To do
Your task is to print each entry exactly as written.

**** Record extracts ****

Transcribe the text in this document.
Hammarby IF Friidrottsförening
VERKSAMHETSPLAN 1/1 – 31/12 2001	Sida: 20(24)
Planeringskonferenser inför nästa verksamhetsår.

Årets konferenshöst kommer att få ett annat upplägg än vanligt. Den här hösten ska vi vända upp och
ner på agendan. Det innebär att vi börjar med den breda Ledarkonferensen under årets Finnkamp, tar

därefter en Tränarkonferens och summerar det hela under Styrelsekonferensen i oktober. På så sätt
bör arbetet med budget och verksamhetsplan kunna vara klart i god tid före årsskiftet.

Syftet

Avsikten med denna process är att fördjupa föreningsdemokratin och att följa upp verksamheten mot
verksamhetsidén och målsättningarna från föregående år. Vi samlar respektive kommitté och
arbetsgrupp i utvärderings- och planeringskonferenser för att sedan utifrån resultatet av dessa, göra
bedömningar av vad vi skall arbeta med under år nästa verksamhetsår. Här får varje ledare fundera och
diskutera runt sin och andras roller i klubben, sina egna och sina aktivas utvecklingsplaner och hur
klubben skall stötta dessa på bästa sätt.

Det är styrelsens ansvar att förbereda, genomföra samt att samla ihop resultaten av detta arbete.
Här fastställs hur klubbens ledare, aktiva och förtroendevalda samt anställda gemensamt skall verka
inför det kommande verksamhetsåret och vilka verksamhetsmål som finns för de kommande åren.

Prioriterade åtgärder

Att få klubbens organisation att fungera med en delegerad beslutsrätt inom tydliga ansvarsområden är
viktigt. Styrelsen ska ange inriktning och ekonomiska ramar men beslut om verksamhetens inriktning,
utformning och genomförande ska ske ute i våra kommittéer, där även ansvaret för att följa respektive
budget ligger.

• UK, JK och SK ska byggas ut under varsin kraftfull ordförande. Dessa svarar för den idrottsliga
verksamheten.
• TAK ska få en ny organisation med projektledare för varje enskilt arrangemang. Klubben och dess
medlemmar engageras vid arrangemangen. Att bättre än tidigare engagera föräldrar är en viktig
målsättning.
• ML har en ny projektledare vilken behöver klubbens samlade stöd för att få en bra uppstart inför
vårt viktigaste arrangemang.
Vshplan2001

****

Solution for this exercise
Transcribe the text in this document.
Hammarby IF Friidrottsförening
VERKSAMHETSPLAN 1/1 – 31/12 2001	Sida: 20(24)
Planeringskonferenser inför nästa verksamhetsår.

Årets konferenshöst kommer att få ett annat upplägg än vanligt. Den här hösten ska vi vända upp och
ner på agendan. Det innebär att vi börjar med den breda Ledarkonferensen under årets Finnkamp, tar

därefter en Tränarkonferens och summerar det hela under Styrelsekonferensen i oktober. På så sätt
bör arbetet med budget och verksamhetsplan kunna vara klart i god tid före årsskiftet.

Syftet

Avsikten med denna process är att fördjupa föreningsdemokratin och att följa upp verksamheten mot
verksamhetsidén och målsättningarna från föregående år. Vi samlar respektive kommitté och
arbetsgrupp i utvärderings- och planeringskonferenser för att sedan utifrån resultatet av dessa, göra
bedömningar av vad vi skall arbeta med under år nästa verksamhetsår. Här får varje ledare fundera och
diskutera runt sin och andras roller i klubben, sina egna och sina aktivas utvecklingsplaner och hur
klubben skall stötta dessa på bästa sätt.

Det är styrelsens ansvar att förbereda, genomföra samt att samla ihop resultaten av detta arbete.
Här fastställs hur klubbens ledare, aktiva och förtroendevalda samt anställda gemensamt skall verka
inför det kommande verksamhetsåret och vilka verksamhetsmål som finns för de kommande åren.

Prioriterade åtgärder

Att få klubbens organisation att fungera med en delegerad beslutsrätt inom tydliga ansvarsområden är
viktigt. Styrelsen ska ange inriktning och ekonomiska ramar men beslut om verksamhetens inriktning,
utformning och genomförande ska ske ute i våra kommittéer, där även ansvaret för att följa respektive
budget ligger.

• UK, JK och SK ska byggas ut under varsin kraftfull ordförande. Dessa svarar för den idrottsliga
verksamheten.
• TAK ska få en ny organisation med projektledare för varje enskilt arrangemang. Klubben och dess
medlemmar engageras vid arrangemangen. Att bättre än tidigare engagera föräldrar är en viktig
målsättning.
• ML har en ny projektledare vilken behöver klubbens samlade stöd för att få en bra uppstart inför
vårt viktigaste arrangemang.
Vshplan2001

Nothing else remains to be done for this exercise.